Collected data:
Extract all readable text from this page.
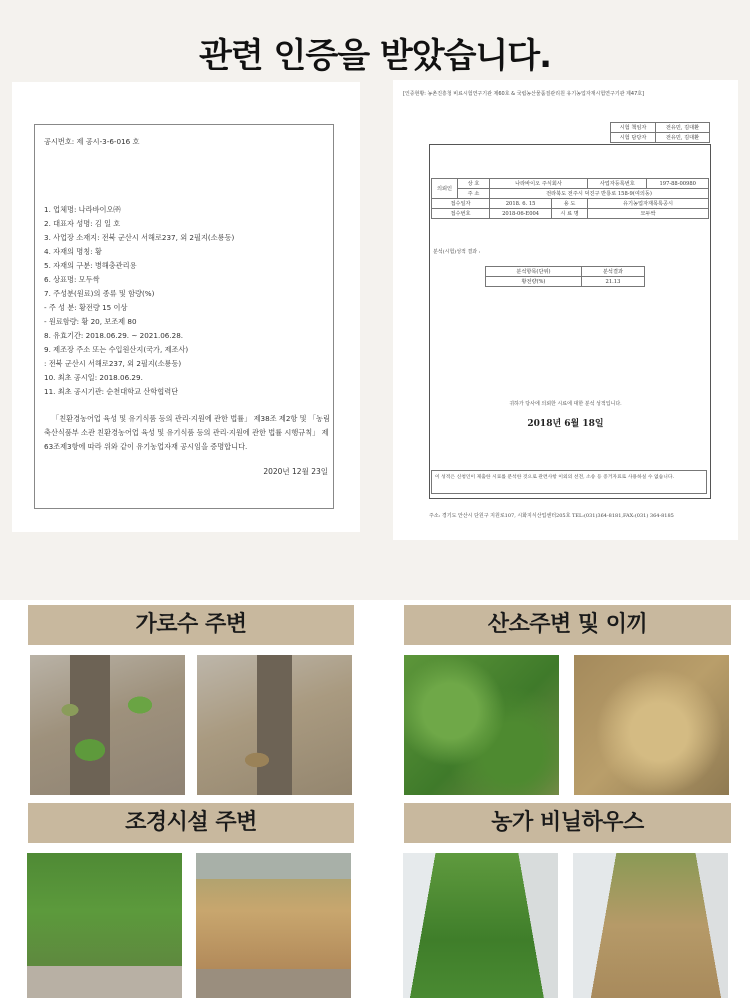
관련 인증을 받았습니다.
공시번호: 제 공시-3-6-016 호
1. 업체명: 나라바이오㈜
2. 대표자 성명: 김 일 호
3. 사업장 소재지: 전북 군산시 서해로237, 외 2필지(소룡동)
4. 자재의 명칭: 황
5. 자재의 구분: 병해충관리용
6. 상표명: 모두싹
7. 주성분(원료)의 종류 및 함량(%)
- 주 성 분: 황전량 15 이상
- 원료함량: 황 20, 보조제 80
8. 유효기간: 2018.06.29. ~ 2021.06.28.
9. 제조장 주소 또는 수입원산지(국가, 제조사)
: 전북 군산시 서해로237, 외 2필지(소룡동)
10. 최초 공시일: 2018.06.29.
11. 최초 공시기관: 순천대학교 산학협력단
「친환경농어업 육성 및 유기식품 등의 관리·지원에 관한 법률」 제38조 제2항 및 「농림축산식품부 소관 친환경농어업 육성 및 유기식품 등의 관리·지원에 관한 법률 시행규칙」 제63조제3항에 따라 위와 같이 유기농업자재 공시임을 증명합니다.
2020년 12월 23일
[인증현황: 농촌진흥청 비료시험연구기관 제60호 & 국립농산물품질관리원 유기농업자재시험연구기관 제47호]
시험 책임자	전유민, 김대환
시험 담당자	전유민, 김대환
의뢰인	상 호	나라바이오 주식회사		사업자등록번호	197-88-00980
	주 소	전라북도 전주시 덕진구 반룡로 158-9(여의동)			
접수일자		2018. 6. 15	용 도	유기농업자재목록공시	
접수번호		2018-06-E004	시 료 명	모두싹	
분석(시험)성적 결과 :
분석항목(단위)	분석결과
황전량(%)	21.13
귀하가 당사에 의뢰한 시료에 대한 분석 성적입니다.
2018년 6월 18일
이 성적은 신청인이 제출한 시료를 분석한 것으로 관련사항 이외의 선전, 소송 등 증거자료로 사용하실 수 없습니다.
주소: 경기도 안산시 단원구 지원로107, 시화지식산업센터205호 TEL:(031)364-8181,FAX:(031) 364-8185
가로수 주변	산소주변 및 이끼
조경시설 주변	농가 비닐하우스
--
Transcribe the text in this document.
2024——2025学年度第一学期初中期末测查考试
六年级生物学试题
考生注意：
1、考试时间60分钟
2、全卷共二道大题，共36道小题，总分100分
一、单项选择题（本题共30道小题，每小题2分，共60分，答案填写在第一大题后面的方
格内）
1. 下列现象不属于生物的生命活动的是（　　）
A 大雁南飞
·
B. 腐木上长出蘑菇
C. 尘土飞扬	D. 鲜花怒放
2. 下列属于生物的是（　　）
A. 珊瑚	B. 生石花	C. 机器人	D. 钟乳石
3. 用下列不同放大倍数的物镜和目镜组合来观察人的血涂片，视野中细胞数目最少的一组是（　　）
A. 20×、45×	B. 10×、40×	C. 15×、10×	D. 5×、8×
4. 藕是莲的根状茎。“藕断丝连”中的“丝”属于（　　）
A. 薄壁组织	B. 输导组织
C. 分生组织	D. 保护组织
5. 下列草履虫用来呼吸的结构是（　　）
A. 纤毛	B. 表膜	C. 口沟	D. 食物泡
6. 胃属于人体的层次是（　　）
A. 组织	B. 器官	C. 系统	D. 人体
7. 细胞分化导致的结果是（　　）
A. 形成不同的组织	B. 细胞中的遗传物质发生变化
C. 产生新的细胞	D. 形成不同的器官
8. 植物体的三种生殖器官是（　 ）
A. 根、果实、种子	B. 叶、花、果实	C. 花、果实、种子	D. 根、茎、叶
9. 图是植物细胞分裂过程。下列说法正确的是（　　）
---
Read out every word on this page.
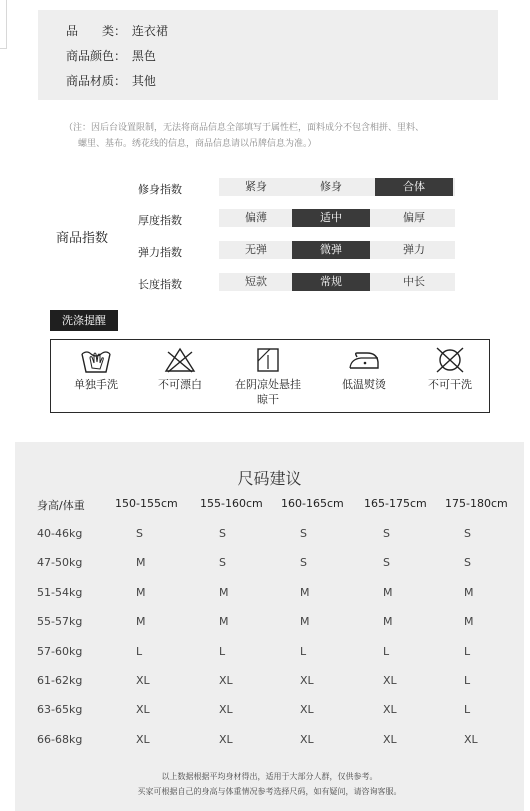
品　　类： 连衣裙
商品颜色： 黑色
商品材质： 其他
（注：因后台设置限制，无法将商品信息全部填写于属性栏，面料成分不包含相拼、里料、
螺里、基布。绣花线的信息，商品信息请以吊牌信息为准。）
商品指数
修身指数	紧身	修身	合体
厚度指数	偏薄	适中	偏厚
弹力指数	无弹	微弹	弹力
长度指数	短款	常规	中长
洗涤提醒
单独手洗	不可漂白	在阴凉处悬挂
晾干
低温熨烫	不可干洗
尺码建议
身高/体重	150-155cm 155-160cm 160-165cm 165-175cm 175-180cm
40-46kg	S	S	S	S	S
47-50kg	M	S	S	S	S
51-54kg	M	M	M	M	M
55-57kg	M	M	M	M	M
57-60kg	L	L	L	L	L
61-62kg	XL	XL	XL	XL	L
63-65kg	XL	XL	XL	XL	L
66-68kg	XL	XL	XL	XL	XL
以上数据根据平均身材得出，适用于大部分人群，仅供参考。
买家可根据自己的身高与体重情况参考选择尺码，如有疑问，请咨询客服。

## Given problem
List all lines holding the string "text".

## Output
Extract all readable text from this page.
Transcribe the text in this document.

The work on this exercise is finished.